RECORDS FOR PROCESSING

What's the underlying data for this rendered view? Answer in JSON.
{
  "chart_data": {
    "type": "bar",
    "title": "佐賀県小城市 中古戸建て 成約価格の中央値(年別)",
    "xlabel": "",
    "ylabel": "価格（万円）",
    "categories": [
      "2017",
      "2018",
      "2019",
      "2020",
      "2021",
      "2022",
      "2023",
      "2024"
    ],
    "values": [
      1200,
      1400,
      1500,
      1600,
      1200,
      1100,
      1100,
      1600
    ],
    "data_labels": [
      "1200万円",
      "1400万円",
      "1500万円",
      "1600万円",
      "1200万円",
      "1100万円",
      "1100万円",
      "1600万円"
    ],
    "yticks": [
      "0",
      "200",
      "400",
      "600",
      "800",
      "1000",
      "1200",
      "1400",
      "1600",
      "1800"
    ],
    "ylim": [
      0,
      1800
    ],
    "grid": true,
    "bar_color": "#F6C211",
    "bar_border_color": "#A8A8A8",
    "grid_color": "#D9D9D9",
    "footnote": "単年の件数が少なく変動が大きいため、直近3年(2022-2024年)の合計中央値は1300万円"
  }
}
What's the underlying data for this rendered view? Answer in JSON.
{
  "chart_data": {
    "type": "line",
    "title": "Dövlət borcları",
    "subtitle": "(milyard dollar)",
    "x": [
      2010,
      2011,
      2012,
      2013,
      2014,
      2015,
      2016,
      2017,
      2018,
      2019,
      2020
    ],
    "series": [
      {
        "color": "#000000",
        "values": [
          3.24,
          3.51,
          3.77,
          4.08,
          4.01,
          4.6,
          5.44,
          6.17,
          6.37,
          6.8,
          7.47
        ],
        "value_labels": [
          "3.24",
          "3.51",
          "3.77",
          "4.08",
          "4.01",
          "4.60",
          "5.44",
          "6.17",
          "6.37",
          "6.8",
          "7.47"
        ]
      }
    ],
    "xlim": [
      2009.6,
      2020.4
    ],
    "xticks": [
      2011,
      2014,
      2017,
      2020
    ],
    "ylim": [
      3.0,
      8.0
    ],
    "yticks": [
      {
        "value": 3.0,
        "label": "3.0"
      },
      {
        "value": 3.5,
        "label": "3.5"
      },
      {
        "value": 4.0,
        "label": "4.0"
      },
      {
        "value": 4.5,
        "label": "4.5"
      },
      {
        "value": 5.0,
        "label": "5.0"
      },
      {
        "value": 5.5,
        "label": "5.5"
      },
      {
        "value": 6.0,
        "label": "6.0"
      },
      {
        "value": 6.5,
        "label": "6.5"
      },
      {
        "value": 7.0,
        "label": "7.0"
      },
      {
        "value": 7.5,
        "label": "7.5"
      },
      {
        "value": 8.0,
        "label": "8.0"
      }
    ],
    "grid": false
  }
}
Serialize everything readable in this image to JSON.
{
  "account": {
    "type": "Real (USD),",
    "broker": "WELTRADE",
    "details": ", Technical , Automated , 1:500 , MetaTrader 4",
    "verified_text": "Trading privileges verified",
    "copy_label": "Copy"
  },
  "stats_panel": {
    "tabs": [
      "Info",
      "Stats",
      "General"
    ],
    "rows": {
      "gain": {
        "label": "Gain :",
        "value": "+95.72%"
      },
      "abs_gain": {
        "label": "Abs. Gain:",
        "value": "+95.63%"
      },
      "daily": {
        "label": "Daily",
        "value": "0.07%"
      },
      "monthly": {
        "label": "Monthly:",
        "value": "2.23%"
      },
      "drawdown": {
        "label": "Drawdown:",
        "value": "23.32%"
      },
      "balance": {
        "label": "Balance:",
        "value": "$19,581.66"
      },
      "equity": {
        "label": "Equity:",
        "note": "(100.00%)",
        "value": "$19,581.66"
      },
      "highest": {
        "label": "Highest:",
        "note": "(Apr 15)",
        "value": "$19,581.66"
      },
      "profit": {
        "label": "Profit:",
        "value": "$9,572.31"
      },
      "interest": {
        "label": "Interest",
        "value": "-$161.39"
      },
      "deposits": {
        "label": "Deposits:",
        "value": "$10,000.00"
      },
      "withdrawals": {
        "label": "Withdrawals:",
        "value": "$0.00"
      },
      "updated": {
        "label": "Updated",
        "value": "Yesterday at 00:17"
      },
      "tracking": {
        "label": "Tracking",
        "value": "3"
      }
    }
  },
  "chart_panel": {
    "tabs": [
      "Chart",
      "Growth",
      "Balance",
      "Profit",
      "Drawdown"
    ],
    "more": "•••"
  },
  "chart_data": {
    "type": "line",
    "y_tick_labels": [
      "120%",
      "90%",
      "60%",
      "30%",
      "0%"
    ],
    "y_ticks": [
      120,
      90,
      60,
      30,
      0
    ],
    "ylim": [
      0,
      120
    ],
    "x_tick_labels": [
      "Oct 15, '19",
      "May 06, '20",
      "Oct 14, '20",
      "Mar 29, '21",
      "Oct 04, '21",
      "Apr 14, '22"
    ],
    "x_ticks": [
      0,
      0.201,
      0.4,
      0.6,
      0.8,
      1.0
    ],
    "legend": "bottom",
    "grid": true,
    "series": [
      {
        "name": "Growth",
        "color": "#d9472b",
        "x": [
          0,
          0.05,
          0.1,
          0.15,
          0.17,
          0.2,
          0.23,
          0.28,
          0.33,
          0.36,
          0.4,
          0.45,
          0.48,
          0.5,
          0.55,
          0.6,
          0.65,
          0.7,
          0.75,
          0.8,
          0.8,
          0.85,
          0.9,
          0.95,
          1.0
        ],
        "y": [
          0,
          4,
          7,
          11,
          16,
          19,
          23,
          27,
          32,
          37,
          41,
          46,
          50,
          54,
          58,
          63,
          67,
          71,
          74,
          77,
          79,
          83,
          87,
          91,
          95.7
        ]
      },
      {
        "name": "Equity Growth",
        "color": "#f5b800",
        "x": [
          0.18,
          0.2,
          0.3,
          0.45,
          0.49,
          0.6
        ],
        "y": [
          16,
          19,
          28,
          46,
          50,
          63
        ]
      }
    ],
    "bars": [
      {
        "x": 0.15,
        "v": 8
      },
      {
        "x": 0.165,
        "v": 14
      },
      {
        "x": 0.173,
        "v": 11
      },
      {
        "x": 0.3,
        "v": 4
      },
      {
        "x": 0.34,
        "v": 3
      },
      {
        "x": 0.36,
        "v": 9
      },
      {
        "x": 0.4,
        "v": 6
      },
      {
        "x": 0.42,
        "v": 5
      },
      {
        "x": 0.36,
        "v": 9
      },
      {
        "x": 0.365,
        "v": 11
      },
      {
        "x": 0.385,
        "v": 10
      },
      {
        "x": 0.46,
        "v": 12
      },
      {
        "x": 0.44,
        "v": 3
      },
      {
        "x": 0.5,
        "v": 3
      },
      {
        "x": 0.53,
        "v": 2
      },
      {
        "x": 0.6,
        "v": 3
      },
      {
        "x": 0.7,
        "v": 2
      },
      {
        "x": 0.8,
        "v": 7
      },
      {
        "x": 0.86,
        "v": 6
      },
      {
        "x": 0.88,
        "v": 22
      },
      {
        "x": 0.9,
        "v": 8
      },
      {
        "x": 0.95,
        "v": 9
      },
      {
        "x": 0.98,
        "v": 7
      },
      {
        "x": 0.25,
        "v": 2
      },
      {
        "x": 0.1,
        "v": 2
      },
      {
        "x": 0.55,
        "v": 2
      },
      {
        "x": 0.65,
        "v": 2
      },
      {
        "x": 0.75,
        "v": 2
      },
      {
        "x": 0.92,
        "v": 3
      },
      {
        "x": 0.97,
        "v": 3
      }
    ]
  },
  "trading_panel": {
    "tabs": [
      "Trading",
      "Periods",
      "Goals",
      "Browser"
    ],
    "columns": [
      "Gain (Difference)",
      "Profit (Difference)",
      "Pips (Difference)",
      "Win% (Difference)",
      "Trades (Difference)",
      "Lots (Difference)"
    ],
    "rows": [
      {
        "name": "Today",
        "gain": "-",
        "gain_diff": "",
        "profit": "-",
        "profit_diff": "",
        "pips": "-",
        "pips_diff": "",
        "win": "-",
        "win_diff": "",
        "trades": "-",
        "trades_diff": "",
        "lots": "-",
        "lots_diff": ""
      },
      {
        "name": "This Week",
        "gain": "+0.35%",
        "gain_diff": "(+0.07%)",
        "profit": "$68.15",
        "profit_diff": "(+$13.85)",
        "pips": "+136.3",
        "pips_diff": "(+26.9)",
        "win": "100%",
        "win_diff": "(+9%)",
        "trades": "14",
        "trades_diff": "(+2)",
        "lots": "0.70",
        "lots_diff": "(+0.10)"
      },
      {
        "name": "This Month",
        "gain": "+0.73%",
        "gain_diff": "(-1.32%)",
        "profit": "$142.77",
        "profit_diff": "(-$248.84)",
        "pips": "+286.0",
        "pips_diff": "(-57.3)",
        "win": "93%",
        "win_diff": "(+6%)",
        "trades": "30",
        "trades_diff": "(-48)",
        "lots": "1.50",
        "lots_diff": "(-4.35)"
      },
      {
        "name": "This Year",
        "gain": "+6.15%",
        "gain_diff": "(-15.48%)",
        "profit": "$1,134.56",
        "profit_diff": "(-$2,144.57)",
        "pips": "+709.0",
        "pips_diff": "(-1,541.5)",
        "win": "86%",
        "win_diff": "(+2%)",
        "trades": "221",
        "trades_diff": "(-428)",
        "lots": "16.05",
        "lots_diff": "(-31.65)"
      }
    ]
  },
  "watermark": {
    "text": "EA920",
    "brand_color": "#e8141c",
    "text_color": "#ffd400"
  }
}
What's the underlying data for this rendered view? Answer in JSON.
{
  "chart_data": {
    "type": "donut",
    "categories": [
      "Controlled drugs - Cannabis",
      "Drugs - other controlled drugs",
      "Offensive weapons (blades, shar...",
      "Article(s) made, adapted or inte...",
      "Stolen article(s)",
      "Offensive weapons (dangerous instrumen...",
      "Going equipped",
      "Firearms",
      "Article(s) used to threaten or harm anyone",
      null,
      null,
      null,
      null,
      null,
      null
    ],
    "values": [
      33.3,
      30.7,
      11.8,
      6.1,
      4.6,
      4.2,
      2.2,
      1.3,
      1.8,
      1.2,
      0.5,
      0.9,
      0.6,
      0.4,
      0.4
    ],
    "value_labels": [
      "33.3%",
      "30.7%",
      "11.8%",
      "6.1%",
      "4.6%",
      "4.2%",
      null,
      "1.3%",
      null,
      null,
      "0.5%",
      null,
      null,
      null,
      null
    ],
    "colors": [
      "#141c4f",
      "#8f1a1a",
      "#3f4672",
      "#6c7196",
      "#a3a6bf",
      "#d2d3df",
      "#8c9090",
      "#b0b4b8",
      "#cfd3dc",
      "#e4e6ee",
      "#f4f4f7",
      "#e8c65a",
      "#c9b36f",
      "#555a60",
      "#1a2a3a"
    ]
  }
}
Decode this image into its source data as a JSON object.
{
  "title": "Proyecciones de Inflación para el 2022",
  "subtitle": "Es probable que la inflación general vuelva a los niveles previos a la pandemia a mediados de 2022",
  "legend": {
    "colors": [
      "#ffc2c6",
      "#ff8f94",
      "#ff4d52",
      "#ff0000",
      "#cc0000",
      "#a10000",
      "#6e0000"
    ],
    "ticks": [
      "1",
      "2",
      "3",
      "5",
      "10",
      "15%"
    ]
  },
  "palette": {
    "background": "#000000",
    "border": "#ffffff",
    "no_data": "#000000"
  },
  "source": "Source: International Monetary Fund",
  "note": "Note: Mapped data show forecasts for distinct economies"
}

WHAT THE TASK ASKS
Print exactly the lines from the one with "Decode this image" through the end of the data, inclusive.

SOLUTION TO THIS PROBLEM
Decode this image into its source data as a JSON object.
{
  "title": "Proyecciones de Inflación para el 2022",
  "subtitle": "Es probable que la inflación general vuelva a los niveles previos a la pandemia a mediados de 2022",
  "legend": {
    "colors": [
      "#ffc2c6",
      "#ff8f94",
      "#ff4d52",
      "#ff0000",
      "#cc0000",
      "#a10000",
      "#6e0000"
    ],
    "ticks": [
      "1",
      "2",
      "3",
      "5",
      "10",
      "15%"
    ]
  },
  "palette": {
    "background": "#000000",
    "border": "#ffffff",
    "no_data": "#000000"
  },
  "source": "Source: International Monetary Fund",
  "note": "Note: Mapped data show forecasts for distinct economies"
}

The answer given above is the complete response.